═══ Entries supplied

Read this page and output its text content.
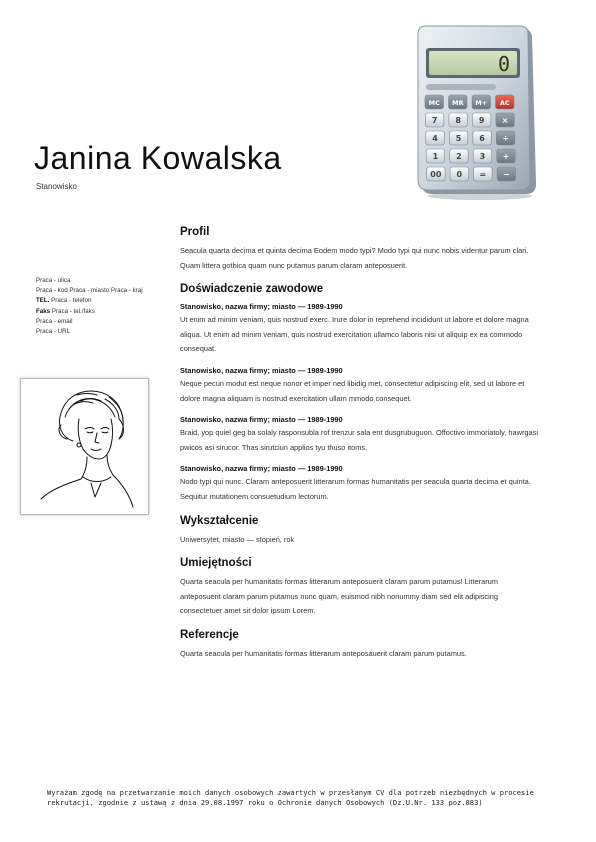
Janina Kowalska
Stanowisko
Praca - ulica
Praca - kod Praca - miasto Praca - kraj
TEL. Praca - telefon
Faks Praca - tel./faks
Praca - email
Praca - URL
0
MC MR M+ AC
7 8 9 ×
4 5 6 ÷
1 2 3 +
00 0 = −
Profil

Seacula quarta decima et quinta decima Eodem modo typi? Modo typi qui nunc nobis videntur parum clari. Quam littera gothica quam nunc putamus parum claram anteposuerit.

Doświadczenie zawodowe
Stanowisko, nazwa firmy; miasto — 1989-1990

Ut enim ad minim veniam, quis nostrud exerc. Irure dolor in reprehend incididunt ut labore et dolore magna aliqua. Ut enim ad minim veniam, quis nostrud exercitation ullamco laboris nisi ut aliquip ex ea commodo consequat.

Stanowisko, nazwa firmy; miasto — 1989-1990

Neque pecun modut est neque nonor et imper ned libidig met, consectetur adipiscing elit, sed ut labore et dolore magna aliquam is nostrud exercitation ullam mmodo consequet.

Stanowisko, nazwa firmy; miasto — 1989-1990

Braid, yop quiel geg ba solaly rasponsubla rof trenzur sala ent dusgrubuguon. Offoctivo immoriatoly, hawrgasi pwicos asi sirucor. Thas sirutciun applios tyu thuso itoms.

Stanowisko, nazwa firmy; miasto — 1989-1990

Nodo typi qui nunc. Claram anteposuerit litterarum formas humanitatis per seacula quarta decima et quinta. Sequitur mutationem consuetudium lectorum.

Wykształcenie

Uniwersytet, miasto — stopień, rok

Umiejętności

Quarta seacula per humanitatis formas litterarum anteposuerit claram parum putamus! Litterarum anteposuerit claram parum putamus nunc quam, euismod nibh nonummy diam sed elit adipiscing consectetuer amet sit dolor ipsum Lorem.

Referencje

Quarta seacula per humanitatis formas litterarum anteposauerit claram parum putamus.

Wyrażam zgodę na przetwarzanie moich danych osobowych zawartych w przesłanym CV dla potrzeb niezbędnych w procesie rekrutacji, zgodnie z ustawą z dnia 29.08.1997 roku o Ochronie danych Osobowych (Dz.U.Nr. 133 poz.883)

══════
═══ Entries supplied

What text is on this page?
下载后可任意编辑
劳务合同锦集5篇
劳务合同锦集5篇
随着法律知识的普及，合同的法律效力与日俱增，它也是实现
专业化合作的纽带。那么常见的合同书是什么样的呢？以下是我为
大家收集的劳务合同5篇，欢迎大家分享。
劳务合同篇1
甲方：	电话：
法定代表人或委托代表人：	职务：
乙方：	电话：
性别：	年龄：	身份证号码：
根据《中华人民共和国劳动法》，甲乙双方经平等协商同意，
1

══════

** Do this **
Provide the number of lines in the entries that include "Praca", and no other text.

** Task answer **
6